Data shown start

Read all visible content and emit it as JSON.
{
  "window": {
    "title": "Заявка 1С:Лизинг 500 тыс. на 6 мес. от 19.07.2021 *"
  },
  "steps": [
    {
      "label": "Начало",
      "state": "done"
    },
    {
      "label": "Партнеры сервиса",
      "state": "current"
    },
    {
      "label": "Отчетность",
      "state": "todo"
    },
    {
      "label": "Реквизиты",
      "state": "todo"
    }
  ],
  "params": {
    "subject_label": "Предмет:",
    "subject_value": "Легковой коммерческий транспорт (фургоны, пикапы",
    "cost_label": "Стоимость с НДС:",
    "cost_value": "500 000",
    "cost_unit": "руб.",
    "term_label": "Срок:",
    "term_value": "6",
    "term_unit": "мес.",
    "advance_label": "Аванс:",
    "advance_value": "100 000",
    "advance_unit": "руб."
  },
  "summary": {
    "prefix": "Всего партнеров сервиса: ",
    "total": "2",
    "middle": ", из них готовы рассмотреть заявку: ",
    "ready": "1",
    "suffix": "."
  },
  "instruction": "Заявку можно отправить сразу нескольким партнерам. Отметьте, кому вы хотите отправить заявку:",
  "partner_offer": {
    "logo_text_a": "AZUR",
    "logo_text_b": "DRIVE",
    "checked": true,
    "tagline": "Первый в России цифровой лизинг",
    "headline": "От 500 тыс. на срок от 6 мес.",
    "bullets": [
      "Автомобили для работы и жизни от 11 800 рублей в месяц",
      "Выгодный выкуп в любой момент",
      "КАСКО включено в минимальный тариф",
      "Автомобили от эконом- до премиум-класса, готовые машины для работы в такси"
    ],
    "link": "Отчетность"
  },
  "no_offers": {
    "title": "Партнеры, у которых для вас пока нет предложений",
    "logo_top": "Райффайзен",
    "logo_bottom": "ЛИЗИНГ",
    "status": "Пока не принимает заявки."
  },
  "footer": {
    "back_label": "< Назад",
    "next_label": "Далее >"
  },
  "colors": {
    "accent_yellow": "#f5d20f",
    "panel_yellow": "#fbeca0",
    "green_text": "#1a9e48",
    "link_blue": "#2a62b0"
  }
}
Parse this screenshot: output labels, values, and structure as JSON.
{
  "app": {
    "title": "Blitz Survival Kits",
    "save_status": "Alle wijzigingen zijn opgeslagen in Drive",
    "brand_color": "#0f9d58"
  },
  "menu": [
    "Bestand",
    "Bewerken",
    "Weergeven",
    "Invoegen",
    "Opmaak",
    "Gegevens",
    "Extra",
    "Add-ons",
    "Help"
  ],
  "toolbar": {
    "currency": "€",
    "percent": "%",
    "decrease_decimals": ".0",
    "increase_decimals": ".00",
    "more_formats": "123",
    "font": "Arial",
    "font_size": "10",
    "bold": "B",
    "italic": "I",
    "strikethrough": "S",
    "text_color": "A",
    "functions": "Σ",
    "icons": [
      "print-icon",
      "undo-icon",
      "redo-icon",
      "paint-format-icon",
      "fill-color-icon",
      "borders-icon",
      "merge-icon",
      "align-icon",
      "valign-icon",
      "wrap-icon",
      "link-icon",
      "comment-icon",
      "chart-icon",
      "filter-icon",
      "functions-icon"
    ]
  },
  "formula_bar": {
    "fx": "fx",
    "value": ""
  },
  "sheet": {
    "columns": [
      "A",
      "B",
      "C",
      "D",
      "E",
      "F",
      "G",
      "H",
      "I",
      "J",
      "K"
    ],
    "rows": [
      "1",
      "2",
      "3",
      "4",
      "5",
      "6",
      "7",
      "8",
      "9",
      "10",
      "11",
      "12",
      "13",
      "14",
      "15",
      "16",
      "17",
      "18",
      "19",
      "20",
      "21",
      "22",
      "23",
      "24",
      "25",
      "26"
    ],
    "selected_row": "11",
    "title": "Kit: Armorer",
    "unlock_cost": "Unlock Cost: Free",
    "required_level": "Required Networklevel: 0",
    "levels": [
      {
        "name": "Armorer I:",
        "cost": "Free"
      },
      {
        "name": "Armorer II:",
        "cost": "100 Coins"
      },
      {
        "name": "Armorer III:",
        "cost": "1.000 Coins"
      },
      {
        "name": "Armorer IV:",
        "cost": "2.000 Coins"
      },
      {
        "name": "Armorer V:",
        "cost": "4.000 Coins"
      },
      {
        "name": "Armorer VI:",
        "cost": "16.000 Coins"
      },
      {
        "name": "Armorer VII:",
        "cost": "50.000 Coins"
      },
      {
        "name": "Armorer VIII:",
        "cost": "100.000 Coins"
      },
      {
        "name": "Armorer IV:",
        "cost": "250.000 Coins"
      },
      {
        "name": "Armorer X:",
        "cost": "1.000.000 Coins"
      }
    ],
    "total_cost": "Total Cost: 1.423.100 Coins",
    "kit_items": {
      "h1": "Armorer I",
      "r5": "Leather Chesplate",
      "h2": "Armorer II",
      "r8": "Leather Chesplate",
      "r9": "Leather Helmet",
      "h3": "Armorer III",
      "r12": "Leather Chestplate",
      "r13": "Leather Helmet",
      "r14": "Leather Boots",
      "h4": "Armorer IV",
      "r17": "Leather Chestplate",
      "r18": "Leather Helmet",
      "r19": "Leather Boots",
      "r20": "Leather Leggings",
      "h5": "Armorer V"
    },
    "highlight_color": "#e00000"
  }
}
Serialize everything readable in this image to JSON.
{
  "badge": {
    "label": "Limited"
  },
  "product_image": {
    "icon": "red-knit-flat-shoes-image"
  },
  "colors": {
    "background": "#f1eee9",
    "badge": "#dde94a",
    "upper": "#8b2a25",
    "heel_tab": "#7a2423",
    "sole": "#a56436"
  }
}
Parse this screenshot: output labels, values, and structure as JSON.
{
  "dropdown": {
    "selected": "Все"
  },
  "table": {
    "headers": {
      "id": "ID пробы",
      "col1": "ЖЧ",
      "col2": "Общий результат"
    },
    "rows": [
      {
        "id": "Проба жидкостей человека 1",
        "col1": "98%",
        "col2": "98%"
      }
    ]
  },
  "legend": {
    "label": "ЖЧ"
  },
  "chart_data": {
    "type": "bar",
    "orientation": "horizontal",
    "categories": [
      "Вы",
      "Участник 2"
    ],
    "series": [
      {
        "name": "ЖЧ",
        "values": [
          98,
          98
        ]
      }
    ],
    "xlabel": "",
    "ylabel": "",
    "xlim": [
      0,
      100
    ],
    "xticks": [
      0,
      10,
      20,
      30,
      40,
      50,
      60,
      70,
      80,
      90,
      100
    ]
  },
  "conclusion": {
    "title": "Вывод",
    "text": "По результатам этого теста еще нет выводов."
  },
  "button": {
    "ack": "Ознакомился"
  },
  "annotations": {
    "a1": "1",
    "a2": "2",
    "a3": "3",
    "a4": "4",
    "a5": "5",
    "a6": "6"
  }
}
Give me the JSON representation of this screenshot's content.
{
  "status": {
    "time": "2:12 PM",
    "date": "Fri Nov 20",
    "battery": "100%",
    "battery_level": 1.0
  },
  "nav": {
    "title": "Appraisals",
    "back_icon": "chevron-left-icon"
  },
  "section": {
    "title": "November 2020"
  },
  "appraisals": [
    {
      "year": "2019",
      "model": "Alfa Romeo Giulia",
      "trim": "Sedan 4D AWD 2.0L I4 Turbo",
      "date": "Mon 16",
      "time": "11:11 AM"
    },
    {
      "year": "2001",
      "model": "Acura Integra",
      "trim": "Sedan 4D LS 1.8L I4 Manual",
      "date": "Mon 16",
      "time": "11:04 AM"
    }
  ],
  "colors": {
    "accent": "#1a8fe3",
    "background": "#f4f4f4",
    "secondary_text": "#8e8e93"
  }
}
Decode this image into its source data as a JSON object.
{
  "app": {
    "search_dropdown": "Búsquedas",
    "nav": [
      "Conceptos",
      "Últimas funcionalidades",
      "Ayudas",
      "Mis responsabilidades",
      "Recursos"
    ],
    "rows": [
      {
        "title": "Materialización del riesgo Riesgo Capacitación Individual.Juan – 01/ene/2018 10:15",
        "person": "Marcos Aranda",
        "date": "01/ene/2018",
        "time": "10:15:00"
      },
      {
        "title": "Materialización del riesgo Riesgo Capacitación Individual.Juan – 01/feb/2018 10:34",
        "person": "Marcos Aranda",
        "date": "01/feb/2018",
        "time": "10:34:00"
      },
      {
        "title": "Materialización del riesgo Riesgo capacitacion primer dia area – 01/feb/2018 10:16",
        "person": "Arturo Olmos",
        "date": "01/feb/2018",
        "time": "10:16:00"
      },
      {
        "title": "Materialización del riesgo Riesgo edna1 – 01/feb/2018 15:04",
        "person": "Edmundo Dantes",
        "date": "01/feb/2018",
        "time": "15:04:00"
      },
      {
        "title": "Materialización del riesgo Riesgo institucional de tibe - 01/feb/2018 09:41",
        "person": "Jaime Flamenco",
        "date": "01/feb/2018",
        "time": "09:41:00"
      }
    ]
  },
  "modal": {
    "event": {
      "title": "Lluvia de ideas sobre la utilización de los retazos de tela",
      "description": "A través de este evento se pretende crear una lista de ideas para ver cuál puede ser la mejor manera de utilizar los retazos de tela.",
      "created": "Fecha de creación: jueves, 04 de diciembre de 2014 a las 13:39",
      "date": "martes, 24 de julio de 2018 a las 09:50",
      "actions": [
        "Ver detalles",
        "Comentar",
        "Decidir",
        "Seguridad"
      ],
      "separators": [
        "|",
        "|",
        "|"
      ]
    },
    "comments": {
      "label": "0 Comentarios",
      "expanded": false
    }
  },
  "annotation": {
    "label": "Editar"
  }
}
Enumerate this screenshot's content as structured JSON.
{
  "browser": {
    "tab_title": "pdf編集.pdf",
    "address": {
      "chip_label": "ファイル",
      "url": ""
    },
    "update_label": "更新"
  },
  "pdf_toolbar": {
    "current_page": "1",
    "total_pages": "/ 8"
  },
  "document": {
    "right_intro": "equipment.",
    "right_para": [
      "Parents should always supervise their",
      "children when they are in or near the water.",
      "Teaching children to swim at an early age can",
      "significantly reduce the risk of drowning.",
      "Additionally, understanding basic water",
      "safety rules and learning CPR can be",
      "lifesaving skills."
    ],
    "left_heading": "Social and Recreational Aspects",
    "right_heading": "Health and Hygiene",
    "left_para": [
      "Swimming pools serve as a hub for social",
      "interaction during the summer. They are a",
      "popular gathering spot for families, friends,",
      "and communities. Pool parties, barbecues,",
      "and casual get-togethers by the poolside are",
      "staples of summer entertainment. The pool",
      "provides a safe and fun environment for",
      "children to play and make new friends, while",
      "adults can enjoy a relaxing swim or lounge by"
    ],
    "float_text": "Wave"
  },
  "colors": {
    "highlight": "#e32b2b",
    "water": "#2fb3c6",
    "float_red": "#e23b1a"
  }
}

Data shown end

In the material above, show every line where the word "person" turns up.

### Exercise result
        "person": "Marcos Aranda",
        "person": "Marcos Aranda",
        "person": "Arturo Olmos",
        "person": "Edmundo Dantes",
        "person": "Jaime Flamenco",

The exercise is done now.